:: PROVIDED DATA ::
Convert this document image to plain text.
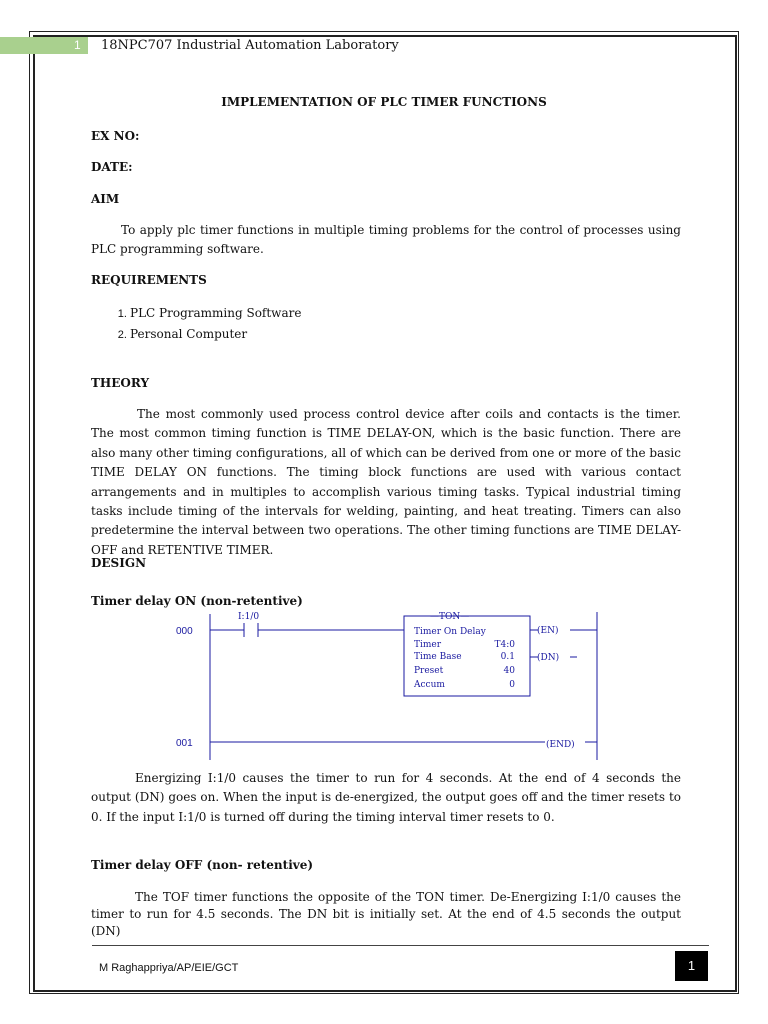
1 18NPC707 Industrial Automation Laboratory
IMPLEMENTATION OF PLC TIMER FUNCTIONS
EX NO:
DATE:
AIM
To apply plc timer functions in multiple timing problems for the control of processes using PLC programming software.
REQUIREMENTS
1. PLC Programming Software
2. Personal Computer
THEORY
The most commonly used process control device after coils and contacts is the timer. The most common timing function is TIME DELAY-ON, which is the basic function. There are also many other timing configurations, all of which can be derived from one or more of the basic TIME DELAY ON functions. The timing block functions are used with various contact arrangements and in multiples to accomplish various timing tasks. Typical industrial timing tasks include timing of the intervals for welding, painting, and heat treating. Timers can also predetermine the interval between two operations. The other timing functions are TIME DELAY-OFF and RETENTIVE TIMER.
DESIGN
Timer delay ON (non-retentive)
000
001
I:1/0	—TON—
Timer On Delay
Timer	T4:0
Time Base	0.1
Preset	40
Accum	0
(EN)
(DN)
(END)
Energizing I:1/0 causes the timer to run for 4 seconds. At the end of 4 seconds the output (DN) goes on. When the input is de-energized, the output goes off and the timer resets to 0. If the input I:1/0 is turned off during the timing interval timer resets to 0.
Timer delay OFF (non- retentive)
The TOF timer functions the opposite of the TON timer. De-Energizing I:1/0 causes the timer to run for 4.5 seconds. The DN bit is initially set. At the end of 4.5 seconds the output (DN)
M Raghappriya/AP/EIE/GCT	1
:::
YOUR OBJECTIVE =
Omit every picture, and otherwise quote the entries exactly.

ANSWER =
Convert this document image to plain text.
1 18NPC707 Industrial Automation Laboratory
IMPLEMENTATION OF PLC TIMER FUNCTIONS
EX NO:
DATE:
AIM
To apply plc timer functions in multiple timing problems for the control of processes using PLC programming software.
REQUIREMENTS
1. PLC Programming Software
2. Personal Computer
THEORY
The most commonly used process control device after coils and contacts is the timer. The most common timing function is TIME DELAY-ON, which is the basic function. There are also many other timing configurations, all of which can be derived from one or more of the basic TIME DELAY ON functions. The timing block functions are used with various contact arrangements and in multiples to accomplish various timing tasks. Typical industrial timing tasks include timing of the intervals for welding, painting, and heat treating. Timers can also predetermine the interval between two operations. The other timing functions are TIME DELAY-OFF and RETENTIVE TIMER.
DESIGN
Timer delay ON (non-retentive)
000
001
I:1/0	—TON—
Timer On Delay
Timer	T4:0
Time Base	0.1
Preset	40
Accum	0
(EN)
(DN)
(END)
Energizing I:1/0 causes the timer to run for 4 seconds. At the end of 4 seconds the output (DN) goes on. When the input is de-energized, the output goes off and the timer resets to 0. If the input I:1/0 is turned off during the timing interval timer resets to 0.
Timer delay OFF (non- retentive)
The TOF timer functions the opposite of the TON timer. De-Energizing I:1/0 causes the timer to run for 4.5 seconds. The DN bit is initially set. At the end of 4.5 seconds the output (DN)
M Raghappriya/AP/EIE/GCT	1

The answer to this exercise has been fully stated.